EXERCISE DESCRIPTION:
Filter this material down to the lines that hold "メインカメラ", copying each one.

EXERCISE INPUT:

┄┄┄┄┄┄

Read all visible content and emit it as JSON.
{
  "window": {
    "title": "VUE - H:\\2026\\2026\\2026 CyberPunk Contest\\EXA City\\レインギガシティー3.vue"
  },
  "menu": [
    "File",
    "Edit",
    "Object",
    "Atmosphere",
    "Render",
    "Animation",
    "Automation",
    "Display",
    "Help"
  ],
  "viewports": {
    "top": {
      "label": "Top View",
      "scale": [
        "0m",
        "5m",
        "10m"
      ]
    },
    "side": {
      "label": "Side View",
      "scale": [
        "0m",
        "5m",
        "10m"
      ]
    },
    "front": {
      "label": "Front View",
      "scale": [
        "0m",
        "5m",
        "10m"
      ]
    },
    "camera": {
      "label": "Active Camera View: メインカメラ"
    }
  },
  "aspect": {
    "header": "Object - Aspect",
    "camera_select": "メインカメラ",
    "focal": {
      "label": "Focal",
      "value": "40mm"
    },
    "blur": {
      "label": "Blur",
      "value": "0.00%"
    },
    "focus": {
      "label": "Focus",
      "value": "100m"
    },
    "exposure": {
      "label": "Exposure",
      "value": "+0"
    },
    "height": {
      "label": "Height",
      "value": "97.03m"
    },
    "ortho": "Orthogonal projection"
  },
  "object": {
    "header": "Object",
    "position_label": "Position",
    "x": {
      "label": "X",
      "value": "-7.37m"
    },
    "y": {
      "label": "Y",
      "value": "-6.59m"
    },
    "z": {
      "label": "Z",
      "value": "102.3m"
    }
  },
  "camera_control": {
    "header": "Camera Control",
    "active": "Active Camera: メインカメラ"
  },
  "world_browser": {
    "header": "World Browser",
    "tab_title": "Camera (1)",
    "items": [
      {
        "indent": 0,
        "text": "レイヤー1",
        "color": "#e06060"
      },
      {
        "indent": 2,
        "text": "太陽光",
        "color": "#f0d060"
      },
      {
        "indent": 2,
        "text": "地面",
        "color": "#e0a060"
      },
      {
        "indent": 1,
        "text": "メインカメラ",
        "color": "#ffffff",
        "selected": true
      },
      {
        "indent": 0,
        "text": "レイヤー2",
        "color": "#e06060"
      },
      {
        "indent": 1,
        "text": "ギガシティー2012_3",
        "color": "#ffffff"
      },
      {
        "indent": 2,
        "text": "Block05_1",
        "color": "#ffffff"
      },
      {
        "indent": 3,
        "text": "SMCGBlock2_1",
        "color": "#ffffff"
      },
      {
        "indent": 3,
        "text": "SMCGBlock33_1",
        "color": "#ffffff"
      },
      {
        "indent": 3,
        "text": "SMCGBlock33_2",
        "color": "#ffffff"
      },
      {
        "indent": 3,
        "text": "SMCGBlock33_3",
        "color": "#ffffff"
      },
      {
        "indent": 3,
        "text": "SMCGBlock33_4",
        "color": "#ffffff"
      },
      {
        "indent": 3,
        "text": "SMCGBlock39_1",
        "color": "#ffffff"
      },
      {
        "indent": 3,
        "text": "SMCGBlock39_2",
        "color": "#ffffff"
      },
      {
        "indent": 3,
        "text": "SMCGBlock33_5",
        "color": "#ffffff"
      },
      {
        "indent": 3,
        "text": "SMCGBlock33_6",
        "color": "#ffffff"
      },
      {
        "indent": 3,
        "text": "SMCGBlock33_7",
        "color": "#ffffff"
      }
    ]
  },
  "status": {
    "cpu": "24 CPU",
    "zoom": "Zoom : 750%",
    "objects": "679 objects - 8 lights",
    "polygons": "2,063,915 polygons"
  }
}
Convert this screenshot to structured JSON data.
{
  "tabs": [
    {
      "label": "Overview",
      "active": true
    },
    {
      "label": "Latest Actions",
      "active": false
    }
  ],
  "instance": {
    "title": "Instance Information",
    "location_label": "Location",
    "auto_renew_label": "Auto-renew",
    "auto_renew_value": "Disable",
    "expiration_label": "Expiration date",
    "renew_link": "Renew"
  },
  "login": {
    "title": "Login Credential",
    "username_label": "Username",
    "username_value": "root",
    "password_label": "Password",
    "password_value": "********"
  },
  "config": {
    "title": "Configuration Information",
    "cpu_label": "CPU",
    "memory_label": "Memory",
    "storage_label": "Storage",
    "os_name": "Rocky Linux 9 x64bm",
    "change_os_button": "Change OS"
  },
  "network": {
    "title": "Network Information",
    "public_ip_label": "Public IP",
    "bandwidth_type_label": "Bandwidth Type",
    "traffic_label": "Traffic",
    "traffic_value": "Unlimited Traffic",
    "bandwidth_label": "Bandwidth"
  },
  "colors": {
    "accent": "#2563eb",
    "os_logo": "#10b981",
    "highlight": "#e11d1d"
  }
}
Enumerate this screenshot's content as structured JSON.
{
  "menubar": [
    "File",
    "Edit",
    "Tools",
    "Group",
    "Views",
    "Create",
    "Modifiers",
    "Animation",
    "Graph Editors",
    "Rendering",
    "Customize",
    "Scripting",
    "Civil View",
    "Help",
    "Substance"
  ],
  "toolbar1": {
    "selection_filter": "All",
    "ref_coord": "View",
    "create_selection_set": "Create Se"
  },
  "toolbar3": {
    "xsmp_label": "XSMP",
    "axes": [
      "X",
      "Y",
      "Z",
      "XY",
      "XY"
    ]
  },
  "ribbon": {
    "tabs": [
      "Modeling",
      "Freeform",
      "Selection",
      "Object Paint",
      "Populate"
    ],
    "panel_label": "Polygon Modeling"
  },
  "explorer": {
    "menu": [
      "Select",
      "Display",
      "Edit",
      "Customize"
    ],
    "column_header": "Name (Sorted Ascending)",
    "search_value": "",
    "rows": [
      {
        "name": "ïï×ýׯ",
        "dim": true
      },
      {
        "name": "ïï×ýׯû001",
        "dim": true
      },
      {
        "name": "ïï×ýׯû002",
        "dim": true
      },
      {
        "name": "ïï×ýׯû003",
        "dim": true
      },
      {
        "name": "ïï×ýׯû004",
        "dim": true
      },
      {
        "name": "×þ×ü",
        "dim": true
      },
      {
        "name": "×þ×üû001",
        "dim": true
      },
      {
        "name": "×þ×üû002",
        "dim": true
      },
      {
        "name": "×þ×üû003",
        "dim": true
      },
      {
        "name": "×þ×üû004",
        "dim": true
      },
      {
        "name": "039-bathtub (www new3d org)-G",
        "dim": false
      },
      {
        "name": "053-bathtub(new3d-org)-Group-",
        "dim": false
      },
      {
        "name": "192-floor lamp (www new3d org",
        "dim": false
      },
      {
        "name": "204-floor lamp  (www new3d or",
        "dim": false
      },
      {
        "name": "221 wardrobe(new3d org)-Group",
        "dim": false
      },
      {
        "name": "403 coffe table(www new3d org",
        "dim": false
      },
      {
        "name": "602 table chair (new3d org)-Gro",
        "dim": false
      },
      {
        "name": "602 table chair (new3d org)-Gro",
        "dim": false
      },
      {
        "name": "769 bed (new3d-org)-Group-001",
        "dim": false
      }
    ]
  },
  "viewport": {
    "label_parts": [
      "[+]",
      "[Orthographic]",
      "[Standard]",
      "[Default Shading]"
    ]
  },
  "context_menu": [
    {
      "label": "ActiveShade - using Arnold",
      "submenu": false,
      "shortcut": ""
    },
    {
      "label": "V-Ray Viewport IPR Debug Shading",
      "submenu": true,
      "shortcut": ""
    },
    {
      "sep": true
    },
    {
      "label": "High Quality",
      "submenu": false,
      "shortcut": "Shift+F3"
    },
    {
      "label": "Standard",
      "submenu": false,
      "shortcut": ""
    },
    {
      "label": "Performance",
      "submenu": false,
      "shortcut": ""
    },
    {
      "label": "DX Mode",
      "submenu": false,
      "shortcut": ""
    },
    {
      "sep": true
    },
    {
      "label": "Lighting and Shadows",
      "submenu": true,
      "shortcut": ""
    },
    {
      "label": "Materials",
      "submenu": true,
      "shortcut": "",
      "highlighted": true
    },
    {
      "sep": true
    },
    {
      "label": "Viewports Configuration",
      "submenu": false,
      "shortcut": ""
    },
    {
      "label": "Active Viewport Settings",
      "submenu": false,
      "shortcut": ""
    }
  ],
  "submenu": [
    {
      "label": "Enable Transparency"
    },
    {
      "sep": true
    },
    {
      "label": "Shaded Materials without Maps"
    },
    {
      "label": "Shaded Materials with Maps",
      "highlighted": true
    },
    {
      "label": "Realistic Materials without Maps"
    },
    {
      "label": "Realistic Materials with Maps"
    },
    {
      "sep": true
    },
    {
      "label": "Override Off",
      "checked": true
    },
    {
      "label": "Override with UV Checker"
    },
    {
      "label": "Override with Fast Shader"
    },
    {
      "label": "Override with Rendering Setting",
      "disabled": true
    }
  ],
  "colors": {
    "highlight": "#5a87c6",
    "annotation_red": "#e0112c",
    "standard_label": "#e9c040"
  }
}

┄┄┄┄┄┄

CORRECT RESPONSE:
      "label": "Active Camera View: メインカメラ"
    "camera_select": "メインカメラ",
    "active": "Active Camera: メインカメラ"
        "text": "メインカメラ",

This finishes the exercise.